--- STORED ROWS ---
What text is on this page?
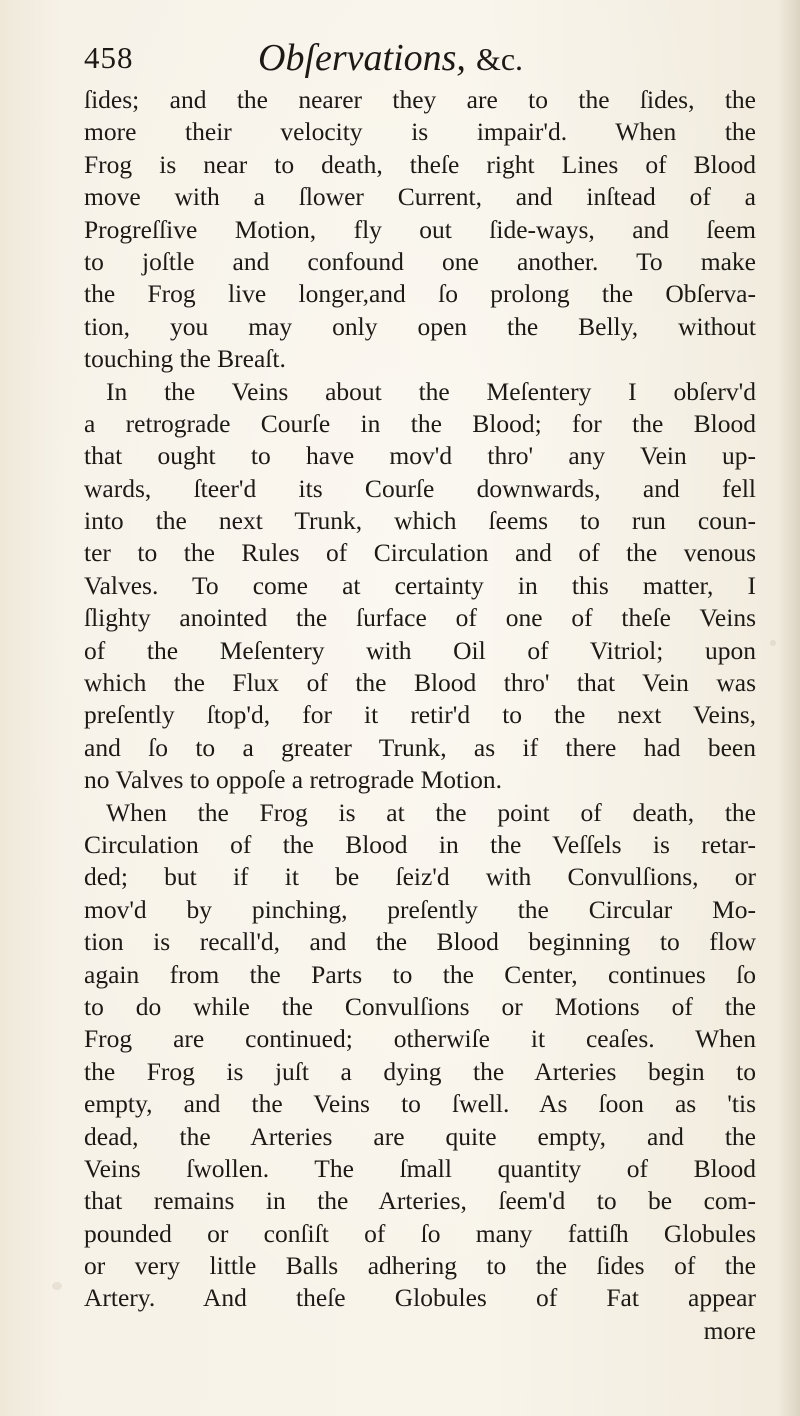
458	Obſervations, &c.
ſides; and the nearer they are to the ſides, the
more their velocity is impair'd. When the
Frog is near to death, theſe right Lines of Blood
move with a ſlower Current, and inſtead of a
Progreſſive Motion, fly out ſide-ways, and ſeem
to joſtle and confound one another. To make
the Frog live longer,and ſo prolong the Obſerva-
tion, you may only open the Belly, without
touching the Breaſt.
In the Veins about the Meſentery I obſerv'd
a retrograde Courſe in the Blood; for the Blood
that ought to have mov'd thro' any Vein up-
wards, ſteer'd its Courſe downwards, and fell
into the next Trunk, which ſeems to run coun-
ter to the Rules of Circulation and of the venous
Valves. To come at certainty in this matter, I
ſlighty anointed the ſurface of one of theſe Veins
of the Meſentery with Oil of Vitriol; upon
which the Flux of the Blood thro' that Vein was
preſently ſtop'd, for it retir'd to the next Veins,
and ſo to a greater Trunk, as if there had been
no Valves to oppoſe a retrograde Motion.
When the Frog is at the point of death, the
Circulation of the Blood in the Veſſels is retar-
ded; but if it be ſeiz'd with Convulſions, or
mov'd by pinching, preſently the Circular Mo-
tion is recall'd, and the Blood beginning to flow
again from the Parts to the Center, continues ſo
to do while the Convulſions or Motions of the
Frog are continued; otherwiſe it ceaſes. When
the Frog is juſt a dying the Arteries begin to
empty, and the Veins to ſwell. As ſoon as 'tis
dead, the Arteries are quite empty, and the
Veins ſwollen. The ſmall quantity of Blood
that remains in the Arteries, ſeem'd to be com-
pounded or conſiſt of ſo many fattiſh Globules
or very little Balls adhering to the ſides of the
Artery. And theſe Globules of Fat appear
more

...

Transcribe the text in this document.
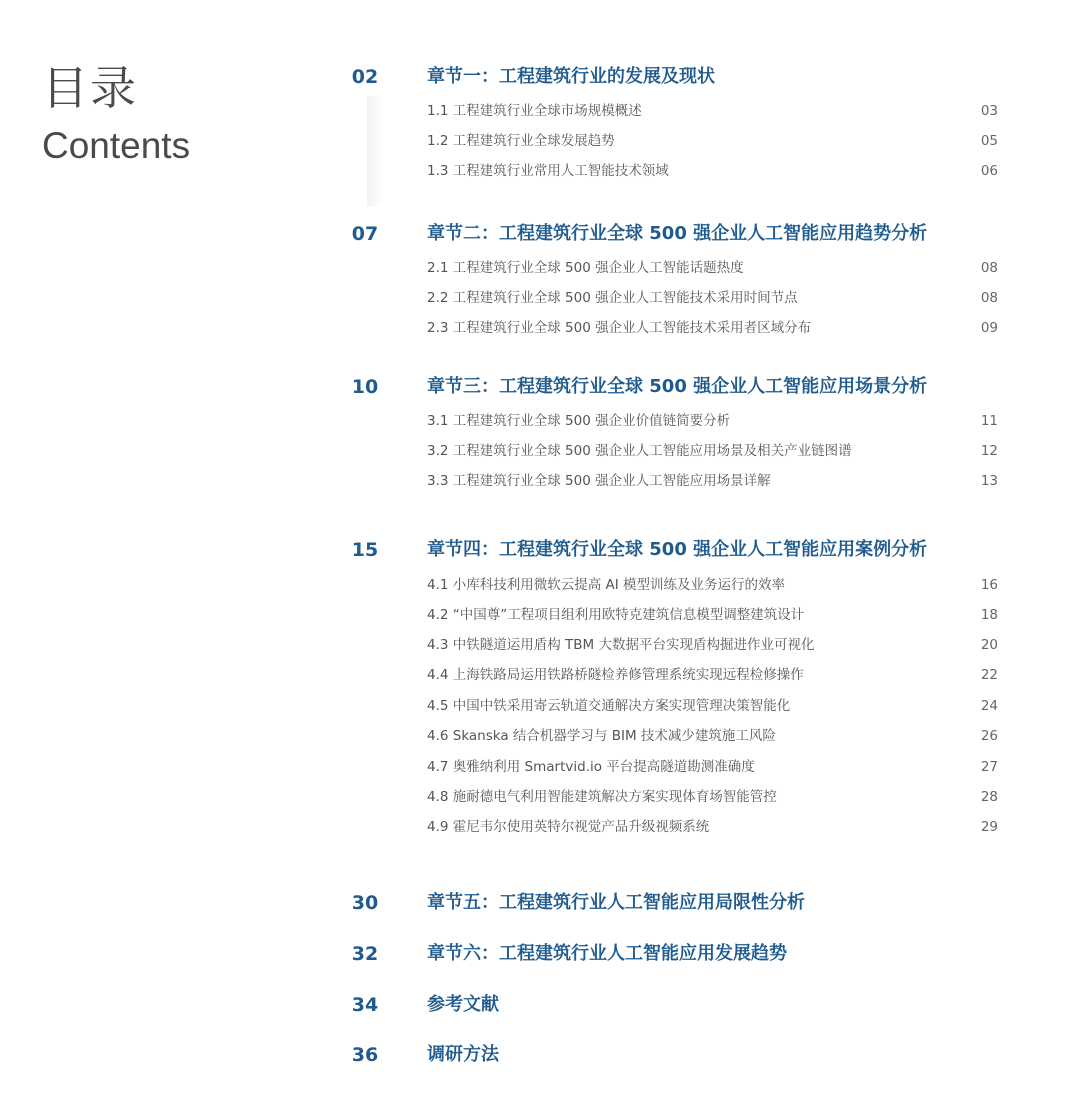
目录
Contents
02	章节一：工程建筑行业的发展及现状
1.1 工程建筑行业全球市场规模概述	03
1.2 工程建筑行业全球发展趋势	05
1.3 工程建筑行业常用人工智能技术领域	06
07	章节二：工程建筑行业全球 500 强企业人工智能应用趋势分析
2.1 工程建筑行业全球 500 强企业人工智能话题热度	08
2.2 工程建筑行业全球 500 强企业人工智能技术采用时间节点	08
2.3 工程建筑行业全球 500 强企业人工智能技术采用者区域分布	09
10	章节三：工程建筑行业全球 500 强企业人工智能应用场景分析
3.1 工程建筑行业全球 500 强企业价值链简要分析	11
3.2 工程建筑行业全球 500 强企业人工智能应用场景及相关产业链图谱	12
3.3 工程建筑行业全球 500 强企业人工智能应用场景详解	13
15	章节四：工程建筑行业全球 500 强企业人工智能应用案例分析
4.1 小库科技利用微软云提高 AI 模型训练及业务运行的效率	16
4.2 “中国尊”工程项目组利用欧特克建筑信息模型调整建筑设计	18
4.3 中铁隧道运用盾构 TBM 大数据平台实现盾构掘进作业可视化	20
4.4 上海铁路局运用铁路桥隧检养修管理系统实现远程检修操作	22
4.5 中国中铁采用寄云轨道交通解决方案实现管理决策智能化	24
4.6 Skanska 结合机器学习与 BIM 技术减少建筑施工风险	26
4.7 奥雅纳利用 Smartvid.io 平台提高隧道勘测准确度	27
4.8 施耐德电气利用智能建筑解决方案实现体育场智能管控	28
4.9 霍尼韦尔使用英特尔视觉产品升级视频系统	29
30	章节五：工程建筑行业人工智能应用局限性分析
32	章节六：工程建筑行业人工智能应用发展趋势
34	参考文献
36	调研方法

--- AIM ---
Only lines with the string "that" belong in your answer; copy each one.

--- WORKED ANSWER ---
that ought to have mov'd thro' any Vein up-
which the Flux of the Blood thro' that Vein was
that remains in the Arteries, ſeem'd to be com-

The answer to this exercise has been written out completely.